## Work to do
Select lines where the word "Version" appears.

******************************

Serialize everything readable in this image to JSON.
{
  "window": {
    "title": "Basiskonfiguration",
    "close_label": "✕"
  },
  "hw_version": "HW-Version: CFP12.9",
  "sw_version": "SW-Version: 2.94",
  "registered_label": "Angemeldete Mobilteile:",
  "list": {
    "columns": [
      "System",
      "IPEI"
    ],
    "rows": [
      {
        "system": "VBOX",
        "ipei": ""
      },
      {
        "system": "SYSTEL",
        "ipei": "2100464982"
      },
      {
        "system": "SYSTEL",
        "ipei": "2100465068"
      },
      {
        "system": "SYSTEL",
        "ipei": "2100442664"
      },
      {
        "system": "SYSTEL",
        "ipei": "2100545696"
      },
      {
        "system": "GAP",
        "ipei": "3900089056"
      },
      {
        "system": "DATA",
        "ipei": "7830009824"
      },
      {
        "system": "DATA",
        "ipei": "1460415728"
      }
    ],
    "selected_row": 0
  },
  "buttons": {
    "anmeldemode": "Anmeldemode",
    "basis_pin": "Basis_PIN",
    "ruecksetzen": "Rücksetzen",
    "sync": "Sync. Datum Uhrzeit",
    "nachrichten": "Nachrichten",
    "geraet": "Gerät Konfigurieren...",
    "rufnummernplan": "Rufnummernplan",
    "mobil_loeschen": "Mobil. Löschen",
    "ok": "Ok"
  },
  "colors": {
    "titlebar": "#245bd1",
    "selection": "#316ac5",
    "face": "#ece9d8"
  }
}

******************************

## Written answer
  "hw_version": "HW-Version: CFP12.9",
  "sw_version": "SW-Version: 2.94",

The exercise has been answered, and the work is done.